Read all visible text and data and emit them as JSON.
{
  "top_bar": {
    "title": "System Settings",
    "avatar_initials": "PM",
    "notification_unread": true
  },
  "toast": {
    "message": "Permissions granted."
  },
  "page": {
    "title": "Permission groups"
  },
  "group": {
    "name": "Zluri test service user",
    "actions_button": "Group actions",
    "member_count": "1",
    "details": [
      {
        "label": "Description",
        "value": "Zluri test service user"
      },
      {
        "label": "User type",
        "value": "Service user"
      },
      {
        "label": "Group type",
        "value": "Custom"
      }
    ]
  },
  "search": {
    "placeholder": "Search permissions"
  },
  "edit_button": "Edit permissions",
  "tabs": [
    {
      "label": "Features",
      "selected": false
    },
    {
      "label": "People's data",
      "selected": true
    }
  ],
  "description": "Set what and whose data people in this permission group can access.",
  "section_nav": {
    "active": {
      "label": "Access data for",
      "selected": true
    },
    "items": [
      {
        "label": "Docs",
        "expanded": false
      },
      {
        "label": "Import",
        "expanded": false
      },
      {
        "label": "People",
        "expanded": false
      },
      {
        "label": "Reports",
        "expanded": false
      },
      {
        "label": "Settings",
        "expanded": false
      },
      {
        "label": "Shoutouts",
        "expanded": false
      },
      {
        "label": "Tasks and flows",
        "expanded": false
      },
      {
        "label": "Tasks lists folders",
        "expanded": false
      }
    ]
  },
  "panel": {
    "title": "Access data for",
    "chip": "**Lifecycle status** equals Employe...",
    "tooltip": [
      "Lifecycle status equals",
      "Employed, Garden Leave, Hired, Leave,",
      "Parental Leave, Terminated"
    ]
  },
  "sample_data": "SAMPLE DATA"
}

§ §

Problem statement:
Extract all the entries word for word.

Finished task:
Read all visible text and data and emit them as JSON.
{
  "top_bar": {
    "title": "System Settings",
    "avatar_initials": "PM",
    "notification_unread": true
  },
  "toast": {
    "message": "Permissions granted."
  },
  "page": {
    "title": "Permission groups"
  },
  "group": {
    "name": "Zluri test service user",
    "actions_button": "Group actions",
    "member_count": "1",
    "details": [
      {
        "label": "Description",
        "value": "Zluri test service user"
      },
      {
        "label": "User type",
        "value": "Service user"
      },
      {
        "label": "Group type",
        "value": "Custom"
      }
    ]
  },
  "search": {
    "placeholder": "Search permissions"
  },
  "edit_button": "Edit permissions",
  "tabs": [
    {
      "label": "Features",
      "selected": false
    },
    {
      "label": "People's data",
      "selected": true
    }
  ],
  "description": "Set what and whose data people in this permission group can access.",
  "section_nav": {
    "active": {
      "label": "Access data for",
      "selected": true
    },
    "items": [
      {
        "label": "Docs",
        "expanded": false
      },
      {
        "label": "Import",
        "expanded": false
      },
      {
        "label": "People",
        "expanded": false
      },
      {
        "label": "Reports",
        "expanded": false
      },
      {
        "label": "Settings",
        "expanded": false
      },
      {
        "label": "Shoutouts",
        "expanded": false
      },
      {
        "label": "Tasks and flows",
        "expanded": false
      },
      {
        "label": "Tasks lists folders",
        "expanded": false
      }
    ]
  },
  "panel": {
    "title": "Access data for",
    "chip": "**Lifecycle status** equals Employe...",
    "tooltip": [
      "Lifecycle status equals",
      "Employed, Garden Leave, Hired, Leave,",
      "Parental Leave, Terminated"
    ]
  },
  "sample_data": "SAMPLE DATA"
}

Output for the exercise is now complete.